#### Task objective
Return each line of the records holding the string "icon".

--- Begin Material for this task ---

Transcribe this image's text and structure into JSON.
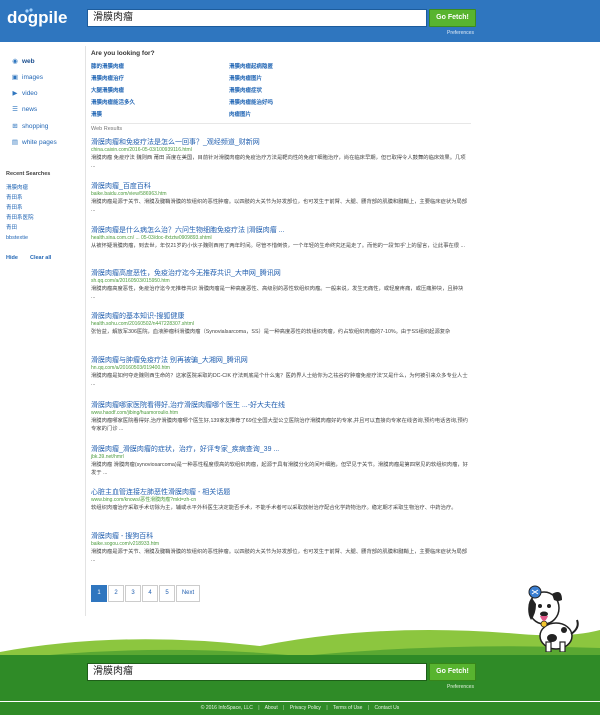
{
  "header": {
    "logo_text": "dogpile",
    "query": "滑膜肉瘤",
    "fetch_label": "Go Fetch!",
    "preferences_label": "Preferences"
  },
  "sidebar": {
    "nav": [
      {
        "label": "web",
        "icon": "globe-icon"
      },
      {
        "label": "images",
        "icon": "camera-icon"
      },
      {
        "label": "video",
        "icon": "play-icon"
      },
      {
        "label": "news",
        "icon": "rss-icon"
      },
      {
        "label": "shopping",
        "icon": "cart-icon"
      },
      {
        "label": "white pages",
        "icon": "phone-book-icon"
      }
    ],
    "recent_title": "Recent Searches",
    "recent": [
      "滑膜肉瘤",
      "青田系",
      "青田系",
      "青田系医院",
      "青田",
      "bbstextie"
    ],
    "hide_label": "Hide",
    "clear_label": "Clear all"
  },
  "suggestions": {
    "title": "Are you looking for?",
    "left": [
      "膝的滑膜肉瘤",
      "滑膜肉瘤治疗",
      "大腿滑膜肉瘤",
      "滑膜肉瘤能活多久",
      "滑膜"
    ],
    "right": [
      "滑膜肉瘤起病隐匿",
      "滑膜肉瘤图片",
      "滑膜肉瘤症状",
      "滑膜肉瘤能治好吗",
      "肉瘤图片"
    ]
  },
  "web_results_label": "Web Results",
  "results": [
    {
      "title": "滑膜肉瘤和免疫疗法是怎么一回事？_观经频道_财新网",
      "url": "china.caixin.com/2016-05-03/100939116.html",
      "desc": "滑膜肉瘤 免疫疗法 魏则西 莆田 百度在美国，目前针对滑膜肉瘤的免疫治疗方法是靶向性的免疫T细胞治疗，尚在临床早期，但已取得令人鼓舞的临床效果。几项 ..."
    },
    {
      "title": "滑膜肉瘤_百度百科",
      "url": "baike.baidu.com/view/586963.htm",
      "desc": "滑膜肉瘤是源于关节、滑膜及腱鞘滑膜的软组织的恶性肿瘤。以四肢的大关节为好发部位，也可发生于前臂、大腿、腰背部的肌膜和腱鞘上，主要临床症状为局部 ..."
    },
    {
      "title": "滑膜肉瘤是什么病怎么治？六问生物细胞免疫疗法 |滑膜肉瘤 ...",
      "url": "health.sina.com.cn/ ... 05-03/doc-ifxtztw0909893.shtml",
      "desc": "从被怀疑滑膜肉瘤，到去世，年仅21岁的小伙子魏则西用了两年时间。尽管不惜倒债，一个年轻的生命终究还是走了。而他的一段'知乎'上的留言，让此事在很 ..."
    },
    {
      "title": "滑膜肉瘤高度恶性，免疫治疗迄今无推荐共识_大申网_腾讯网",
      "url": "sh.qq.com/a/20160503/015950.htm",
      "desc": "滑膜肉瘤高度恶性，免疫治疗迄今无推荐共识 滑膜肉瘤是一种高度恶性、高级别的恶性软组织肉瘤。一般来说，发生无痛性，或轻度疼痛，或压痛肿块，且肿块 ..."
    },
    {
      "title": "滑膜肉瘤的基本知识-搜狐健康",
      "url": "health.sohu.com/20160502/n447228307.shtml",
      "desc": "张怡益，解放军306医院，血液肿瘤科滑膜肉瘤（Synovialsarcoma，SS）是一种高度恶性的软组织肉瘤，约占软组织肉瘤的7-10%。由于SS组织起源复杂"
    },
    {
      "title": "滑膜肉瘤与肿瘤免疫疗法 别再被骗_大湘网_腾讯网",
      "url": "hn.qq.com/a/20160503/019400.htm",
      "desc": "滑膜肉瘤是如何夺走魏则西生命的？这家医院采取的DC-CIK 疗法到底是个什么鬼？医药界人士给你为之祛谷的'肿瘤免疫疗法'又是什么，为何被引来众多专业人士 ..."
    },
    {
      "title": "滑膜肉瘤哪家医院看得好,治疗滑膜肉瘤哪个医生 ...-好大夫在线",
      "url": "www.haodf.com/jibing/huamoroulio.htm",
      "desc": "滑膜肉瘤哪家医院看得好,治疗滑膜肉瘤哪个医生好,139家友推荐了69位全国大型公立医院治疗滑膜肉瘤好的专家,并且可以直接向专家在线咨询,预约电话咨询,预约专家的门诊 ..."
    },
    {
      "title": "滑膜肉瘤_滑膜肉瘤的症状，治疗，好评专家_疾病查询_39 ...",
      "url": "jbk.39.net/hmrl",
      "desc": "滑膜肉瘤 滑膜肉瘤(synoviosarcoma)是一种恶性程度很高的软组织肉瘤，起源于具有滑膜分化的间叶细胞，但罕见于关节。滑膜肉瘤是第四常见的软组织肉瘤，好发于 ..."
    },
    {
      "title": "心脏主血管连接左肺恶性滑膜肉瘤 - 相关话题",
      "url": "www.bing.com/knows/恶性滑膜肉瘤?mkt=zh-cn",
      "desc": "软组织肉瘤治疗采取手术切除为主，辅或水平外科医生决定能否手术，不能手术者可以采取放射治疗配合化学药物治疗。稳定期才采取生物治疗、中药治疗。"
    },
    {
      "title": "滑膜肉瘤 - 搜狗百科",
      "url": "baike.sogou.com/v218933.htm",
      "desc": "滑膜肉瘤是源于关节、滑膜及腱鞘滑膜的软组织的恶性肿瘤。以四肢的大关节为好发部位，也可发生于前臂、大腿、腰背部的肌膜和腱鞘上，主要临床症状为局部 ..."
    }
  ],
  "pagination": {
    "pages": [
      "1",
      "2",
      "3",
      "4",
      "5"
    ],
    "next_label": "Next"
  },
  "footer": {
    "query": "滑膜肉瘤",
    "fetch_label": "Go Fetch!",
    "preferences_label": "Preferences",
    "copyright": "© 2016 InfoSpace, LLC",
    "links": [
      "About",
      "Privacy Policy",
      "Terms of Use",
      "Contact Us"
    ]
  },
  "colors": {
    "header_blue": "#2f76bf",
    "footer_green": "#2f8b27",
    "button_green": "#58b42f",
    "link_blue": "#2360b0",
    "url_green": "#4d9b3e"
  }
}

--- End Material for this task ---
--- Begin Material for this task ---

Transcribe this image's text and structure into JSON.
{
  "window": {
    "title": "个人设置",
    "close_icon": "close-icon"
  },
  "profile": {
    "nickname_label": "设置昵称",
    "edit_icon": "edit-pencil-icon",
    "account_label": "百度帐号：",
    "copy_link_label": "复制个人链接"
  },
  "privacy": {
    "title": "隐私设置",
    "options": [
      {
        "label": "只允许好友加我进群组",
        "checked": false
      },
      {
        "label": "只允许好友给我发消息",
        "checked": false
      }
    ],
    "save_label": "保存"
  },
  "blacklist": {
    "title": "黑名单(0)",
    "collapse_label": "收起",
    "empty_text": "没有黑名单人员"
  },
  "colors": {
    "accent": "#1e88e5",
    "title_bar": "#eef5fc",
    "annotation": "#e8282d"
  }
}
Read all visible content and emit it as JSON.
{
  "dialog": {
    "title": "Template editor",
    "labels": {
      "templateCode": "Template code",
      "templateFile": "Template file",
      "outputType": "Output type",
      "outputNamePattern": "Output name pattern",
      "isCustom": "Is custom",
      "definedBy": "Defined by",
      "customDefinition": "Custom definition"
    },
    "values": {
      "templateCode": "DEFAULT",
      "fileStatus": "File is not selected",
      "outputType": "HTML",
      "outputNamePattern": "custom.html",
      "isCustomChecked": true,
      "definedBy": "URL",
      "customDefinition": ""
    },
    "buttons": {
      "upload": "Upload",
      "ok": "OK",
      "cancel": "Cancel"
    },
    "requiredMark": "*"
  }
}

--- End Material for this task ---

#### Response to this exercise
        "icon": "globe-icon"
        "icon": "camera-icon"
        "icon": "play-icon"
        "icon": "rss-icon"
        "icon": "cart-icon"
        "icon": "phone-book-icon"
    "close_icon": "close-icon"
    "edit_icon": "edit-pencil-icon",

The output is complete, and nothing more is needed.